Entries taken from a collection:

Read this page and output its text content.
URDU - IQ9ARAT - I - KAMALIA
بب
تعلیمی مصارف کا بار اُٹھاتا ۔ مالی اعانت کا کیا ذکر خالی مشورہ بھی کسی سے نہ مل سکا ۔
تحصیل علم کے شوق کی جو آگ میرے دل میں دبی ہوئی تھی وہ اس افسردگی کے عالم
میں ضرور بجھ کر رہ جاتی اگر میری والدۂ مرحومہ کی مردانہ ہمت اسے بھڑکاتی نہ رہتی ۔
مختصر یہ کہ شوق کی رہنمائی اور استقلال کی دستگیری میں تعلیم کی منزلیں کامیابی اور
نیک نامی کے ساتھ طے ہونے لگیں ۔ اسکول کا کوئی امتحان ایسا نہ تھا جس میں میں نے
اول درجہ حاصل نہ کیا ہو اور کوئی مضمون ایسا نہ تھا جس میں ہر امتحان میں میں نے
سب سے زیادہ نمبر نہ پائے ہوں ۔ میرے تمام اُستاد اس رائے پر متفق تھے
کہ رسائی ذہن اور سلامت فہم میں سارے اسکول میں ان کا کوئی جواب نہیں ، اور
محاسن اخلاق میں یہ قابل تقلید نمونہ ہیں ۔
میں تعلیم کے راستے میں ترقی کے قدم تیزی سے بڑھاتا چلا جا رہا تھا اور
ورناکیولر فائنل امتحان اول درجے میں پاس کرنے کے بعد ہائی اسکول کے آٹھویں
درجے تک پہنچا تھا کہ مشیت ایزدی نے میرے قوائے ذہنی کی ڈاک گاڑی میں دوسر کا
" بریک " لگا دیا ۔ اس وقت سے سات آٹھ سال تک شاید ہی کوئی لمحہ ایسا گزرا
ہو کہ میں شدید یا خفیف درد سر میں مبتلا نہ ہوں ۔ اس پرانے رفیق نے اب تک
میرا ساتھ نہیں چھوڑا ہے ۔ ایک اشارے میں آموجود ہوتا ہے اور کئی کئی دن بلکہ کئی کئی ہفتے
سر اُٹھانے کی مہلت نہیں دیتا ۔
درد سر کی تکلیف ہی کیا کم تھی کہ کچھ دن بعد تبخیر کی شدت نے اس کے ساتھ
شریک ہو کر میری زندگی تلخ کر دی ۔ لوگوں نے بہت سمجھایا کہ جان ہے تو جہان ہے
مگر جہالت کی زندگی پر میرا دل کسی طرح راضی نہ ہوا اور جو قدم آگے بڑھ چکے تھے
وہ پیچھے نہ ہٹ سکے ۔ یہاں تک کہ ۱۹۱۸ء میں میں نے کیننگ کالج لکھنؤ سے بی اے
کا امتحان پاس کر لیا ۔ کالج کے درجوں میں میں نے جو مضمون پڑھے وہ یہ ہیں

Objective: Find "امتحان". Copy every line it occurs in.

Solved problem:
نیک نامی کے ساتھ طے ہونے لگیں ۔ اسکول کا کوئی امتحان ایسا نہ تھا جس میں میں نے
اول درجہ حاصل نہ کیا ہو اور کوئی مضمون ایسا نہ تھا جس میں ہر امتحان میں میں نے
ورناکیولر فائنل امتحان اول درجے میں پاس کرنے کے بعد ہائی اسکول کے آٹھویں
کا امتحان پاس کر لیا ۔ کالج کے درجوں میں میں نے جو مضمون پڑھے وہ یہ ہیں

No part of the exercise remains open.